Task prompt -> Copy out every line in the entries below that includes "本大题共".

--------------------

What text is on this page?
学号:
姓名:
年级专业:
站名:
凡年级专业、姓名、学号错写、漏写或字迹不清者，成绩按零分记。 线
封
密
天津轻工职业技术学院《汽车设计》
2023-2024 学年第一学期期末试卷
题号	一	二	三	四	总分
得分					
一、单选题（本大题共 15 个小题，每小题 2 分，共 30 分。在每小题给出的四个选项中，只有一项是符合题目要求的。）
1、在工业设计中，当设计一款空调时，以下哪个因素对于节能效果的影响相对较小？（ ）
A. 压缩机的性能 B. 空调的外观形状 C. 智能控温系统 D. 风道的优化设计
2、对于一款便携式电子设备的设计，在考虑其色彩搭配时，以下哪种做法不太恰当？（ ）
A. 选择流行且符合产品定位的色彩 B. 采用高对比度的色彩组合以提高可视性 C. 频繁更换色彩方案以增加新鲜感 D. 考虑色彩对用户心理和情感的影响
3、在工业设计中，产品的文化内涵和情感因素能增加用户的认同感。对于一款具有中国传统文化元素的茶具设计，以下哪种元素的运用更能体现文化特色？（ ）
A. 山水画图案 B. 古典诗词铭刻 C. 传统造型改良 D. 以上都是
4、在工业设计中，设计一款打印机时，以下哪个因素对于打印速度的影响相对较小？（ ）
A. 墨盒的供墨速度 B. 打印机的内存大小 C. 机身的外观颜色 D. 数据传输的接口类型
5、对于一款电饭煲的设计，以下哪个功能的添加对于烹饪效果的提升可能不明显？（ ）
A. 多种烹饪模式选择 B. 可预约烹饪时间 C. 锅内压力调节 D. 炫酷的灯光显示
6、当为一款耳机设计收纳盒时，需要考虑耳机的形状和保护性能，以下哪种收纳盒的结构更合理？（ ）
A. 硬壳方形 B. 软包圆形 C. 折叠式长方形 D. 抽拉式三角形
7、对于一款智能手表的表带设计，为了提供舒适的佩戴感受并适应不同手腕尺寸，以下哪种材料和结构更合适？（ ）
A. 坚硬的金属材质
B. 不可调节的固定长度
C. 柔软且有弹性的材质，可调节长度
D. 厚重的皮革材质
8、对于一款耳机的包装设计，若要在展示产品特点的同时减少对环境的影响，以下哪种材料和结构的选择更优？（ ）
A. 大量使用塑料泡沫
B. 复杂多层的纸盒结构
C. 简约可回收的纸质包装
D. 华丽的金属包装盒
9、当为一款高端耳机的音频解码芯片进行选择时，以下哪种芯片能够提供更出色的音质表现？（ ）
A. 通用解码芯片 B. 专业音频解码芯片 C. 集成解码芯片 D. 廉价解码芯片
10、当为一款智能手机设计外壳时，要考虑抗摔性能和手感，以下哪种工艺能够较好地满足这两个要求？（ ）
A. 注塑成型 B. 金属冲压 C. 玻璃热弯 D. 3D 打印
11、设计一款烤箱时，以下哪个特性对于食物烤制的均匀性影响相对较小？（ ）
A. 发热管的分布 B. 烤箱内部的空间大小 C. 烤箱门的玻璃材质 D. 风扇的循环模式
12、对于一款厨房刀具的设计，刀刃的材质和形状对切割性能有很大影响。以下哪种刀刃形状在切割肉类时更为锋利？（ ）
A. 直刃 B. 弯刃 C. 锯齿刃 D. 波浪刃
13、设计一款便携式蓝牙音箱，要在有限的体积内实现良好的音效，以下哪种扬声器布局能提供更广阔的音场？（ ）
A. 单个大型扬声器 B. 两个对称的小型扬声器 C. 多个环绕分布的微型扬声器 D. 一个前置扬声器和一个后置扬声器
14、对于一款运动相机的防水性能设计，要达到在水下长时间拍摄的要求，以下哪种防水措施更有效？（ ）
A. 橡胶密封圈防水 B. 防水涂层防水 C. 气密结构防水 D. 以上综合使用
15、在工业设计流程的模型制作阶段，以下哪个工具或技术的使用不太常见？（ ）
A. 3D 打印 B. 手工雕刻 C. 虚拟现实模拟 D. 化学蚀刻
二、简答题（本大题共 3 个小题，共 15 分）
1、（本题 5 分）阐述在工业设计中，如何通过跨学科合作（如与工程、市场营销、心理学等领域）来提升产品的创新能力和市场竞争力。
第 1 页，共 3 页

--------------------

Result below ->
一、单选题（本大题共 15 个小题，每小题 2 分，共 30 分。在每小题给出的四个选项中，只有一项是符合题目要求的。）
二、简答题（本大题共 3 个小题，共 15 分）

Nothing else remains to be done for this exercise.